» **TASK REQUIREMENTS**
Copy out, word for word, the part of the rows that opens with the first row and closes with the row containing "chart-subtitle: Institutional Ownership: [528, 36, 716, 52]", including that row.

» **DATA FOR THE TASK**

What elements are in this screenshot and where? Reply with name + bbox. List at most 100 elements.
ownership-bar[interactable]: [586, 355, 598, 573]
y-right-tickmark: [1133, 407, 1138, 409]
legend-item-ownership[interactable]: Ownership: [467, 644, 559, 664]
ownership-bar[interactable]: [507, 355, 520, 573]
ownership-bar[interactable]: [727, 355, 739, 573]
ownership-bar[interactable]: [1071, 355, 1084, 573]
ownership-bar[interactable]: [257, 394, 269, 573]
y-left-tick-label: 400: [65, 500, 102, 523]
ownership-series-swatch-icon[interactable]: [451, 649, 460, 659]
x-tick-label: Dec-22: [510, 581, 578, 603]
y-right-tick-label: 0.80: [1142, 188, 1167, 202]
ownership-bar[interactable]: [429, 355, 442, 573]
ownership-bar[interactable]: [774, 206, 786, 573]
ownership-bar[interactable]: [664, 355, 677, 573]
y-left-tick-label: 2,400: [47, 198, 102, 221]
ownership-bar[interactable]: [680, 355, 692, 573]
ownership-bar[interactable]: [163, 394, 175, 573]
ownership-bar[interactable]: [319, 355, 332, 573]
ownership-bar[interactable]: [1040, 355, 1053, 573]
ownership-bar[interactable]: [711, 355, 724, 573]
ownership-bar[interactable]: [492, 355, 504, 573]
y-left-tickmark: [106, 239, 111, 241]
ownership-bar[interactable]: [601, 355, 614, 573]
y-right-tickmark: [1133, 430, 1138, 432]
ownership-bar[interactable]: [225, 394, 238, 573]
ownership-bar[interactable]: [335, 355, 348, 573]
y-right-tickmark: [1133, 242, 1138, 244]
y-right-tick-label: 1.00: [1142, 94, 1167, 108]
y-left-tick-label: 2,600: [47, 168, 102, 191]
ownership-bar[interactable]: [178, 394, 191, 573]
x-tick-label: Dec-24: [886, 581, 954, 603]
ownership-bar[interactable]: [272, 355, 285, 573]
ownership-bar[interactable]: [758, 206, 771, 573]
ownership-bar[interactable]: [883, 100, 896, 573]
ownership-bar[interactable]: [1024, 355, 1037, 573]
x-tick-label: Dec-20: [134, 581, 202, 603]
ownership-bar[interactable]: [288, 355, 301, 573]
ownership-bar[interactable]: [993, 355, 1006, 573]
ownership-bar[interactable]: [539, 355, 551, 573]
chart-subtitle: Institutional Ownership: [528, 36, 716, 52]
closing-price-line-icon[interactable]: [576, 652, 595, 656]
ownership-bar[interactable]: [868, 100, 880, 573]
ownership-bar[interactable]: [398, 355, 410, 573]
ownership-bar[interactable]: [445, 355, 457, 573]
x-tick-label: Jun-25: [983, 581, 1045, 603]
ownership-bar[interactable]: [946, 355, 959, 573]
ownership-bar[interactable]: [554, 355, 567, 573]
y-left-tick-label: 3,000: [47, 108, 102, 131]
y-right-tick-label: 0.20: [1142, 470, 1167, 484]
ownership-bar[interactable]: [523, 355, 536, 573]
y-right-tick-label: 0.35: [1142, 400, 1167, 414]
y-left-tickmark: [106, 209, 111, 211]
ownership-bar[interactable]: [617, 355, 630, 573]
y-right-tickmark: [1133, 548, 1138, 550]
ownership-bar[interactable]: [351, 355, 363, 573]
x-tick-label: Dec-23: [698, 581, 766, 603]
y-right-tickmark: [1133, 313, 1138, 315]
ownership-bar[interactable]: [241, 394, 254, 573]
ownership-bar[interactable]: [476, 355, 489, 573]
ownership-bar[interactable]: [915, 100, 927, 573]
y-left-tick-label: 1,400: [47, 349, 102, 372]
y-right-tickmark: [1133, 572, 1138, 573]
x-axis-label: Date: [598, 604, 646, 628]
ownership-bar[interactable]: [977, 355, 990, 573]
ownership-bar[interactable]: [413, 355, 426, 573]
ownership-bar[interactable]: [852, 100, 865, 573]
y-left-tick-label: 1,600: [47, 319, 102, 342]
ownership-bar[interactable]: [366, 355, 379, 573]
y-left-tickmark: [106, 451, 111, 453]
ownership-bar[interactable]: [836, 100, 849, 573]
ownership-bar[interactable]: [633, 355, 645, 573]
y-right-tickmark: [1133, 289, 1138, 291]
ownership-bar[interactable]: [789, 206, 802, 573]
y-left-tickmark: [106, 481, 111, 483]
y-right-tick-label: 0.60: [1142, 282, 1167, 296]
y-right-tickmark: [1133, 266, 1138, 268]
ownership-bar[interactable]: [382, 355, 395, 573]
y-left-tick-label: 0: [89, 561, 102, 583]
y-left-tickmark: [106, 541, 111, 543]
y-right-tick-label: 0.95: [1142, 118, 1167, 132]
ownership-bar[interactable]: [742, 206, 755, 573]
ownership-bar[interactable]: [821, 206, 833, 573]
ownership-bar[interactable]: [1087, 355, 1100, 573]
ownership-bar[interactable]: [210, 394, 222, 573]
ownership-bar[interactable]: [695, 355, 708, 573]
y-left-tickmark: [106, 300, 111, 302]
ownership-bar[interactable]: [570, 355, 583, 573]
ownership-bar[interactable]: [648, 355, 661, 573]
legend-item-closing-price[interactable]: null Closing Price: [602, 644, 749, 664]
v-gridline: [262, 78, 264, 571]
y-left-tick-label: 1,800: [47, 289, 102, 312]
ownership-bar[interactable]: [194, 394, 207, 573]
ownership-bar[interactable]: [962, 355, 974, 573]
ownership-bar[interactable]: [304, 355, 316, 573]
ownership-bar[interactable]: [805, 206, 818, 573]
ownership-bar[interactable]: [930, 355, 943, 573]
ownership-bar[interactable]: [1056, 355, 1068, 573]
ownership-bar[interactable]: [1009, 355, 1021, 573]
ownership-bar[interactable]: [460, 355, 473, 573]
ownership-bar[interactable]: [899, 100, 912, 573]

» **WRITTEN ANSWER**
What elements are in this screenshot and where? Reply with name + bbox. List at most 100 elements.
ownership-bar[interactable]: [586, 355, 598, 573]
y-right-tickmark: [1133, 407, 1138, 409]
legend-item-ownership[interactable]: Ownership: [467, 644, 559, 664]
ownership-bar[interactable]: [507, 355, 520, 573]
ownership-bar[interactable]: [727, 355, 739, 573]
ownership-bar[interactable]: [1071, 355, 1084, 573]
ownership-bar[interactable]: [257, 394, 269, 573]
y-left-tick-label: 400: [65, 500, 102, 523]
ownership-series-swatch-icon[interactable]: [451, 649, 460, 659]
x-tick-label: Dec-22: [510, 581, 578, 603]
y-right-tick-label: 0.80: [1142, 188, 1167, 202]
ownership-bar[interactable]: [429, 355, 442, 573]
ownership-bar[interactable]: [774, 206, 786, 573]
ownership-bar[interactable]: [664, 355, 677, 573]
y-left-tick-label: 2,400: [47, 198, 102, 221]
ownership-bar[interactable]: [680, 355, 692, 573]
ownership-bar[interactable]: [163, 394, 175, 573]
ownership-bar[interactable]: [319, 355, 332, 573]
ownership-bar[interactable]: [1040, 355, 1053, 573]
ownership-bar[interactable]: [711, 355, 724, 573]
ownership-bar[interactable]: [492, 355, 504, 573]
y-left-tickmark: [106, 239, 111, 241]
ownership-bar[interactable]: [601, 355, 614, 573]
y-right-tickmark: [1133, 430, 1138, 432]
ownership-bar[interactable]: [225, 394, 238, 573]
ownership-bar[interactable]: [335, 355, 348, 573]
y-right-tickmark: [1133, 242, 1138, 244]
y-right-tick-label: 1.00: [1142, 94, 1167, 108]
y-left-tick-label: 2,600: [47, 168, 102, 191]
ownership-bar[interactable]: [178, 394, 191, 573]
x-tick-label: Dec-24: [886, 581, 954, 603]
ownership-bar[interactable]: [272, 355, 285, 573]
ownership-bar[interactable]: [758, 206, 771, 573]
ownership-bar[interactable]: [883, 100, 896, 573]
ownership-bar[interactable]: [1024, 355, 1037, 573]
x-tick-label: Dec-20: [134, 581, 202, 603]
ownership-bar[interactable]: [288, 355, 301, 573]
ownership-bar[interactable]: [993, 355, 1006, 573]
ownership-bar[interactable]: [539, 355, 551, 573]
chart-subtitle: Institutional Ownership: [528, 36, 716, 52]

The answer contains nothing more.